What is required → Nothing but the lines from the one containing "What data populates" to the end of the data should be returned, exactly as written; pictures are omitted.

Available records →

━━━━━━━━━━━━━━━━

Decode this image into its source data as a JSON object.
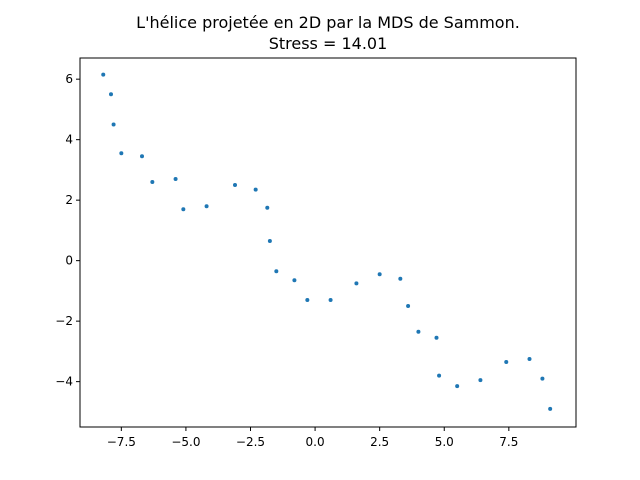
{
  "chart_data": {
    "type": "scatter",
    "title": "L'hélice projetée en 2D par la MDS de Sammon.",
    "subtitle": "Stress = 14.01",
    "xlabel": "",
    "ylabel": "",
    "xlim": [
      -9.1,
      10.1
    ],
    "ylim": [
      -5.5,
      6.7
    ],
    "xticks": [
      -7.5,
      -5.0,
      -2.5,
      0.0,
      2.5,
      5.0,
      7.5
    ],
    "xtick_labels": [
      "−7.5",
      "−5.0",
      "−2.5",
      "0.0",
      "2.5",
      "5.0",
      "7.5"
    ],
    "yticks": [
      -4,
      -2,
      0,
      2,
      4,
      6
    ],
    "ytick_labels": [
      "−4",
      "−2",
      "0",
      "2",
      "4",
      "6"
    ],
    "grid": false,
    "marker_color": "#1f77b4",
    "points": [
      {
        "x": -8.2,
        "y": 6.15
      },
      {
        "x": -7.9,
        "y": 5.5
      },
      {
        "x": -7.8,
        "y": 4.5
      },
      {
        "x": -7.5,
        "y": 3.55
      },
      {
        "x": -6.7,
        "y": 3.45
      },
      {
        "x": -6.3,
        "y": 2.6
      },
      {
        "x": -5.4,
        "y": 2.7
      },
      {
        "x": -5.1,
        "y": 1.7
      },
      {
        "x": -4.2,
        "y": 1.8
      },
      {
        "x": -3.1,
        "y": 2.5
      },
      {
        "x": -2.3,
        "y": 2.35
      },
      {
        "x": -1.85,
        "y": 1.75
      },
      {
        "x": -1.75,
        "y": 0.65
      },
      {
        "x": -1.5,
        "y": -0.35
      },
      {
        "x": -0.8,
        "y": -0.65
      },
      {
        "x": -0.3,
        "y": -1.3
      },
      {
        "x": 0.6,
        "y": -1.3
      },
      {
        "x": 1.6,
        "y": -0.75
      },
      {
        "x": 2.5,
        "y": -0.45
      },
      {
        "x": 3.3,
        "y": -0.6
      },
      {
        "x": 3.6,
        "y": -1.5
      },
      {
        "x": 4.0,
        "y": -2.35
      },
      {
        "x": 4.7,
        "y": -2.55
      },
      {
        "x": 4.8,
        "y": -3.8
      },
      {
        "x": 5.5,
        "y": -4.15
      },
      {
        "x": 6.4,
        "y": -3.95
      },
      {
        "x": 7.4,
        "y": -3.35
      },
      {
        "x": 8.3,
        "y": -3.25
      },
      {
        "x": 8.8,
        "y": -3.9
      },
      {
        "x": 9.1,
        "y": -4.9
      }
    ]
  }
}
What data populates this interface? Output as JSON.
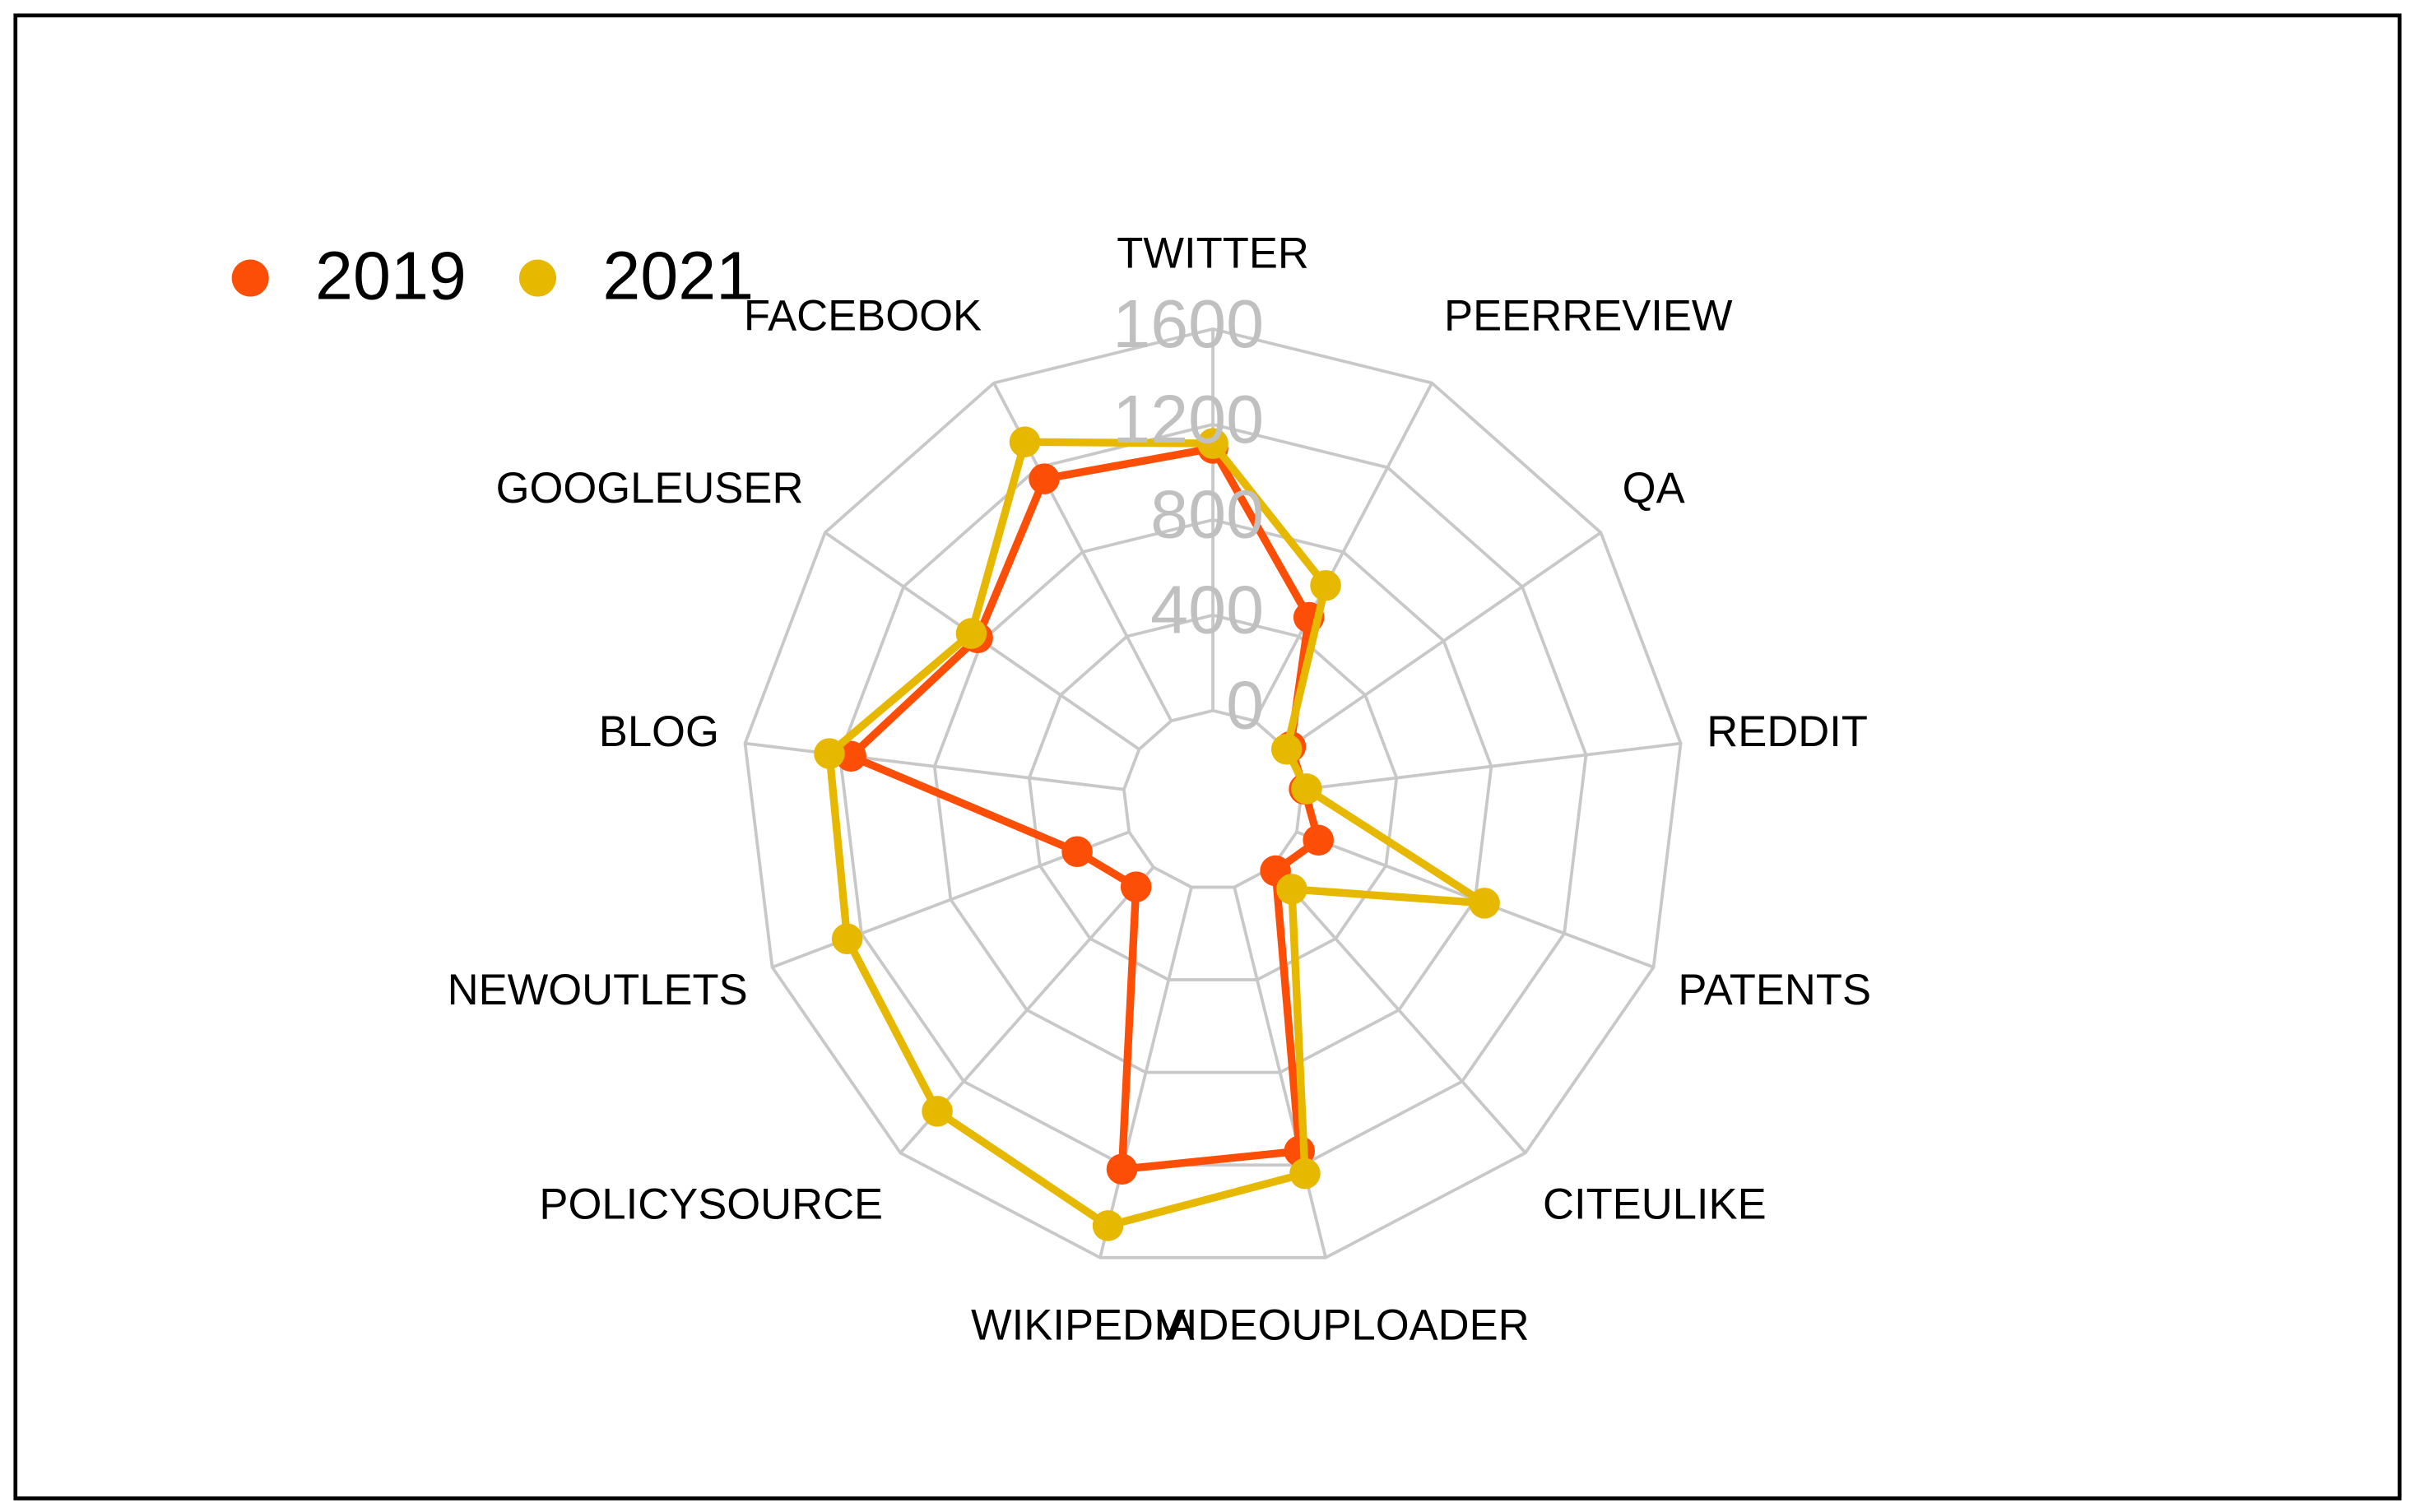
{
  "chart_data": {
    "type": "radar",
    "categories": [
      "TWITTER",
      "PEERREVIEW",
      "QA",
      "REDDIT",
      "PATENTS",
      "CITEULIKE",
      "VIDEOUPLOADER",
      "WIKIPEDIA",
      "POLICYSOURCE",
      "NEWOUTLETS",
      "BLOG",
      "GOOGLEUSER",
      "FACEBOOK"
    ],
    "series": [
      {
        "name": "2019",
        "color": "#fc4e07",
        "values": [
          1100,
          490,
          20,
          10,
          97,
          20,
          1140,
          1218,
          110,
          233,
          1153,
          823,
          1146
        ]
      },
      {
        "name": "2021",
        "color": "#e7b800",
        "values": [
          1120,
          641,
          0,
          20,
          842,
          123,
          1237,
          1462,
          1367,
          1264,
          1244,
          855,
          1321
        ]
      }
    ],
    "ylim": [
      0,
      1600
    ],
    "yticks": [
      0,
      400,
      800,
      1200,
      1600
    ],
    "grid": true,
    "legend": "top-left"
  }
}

━━━━━━━━━━━━━━━━

Output for this exercise →
What data populates this interface? Output as JSON.
{
  "chart_data": {
    "type": "radar",
    "categories": [
      "TWITTER",
      "PEERREVIEW",
      "QA",
      "REDDIT",
      "PATENTS",
      "CITEULIKE",
      "VIDEOUPLOADER",
      "WIKIPEDIA",
      "POLICYSOURCE",
      "NEWOUTLETS",
      "BLOG",
      "GOOGLEUSER",
      "FACEBOOK"
    ],
    "series": [
      {
        "name": "2019",
        "color": "#fc4e07",
        "values": [
          1100,
          490,
          20,
          10,
          97,
          20,
          1140,
          1218,
          110,
          233,
          1153,
          823,
          1146
        ]
      },
      {
        "name": "2021",
        "color": "#e7b800",
        "values": [
          1120,
          641,
          0,
          20,
          842,
          123,
          1237,
          1462,
          1367,
          1264,
          1244,
          855,
          1321
        ]
      }
    ],
    "ylim": [
      0,
      1600
    ],
    "yticks": [
      0,
      400,
      800,
      1200,
      1600
    ],
    "grid": true,
    "legend": "top-left"
  }
}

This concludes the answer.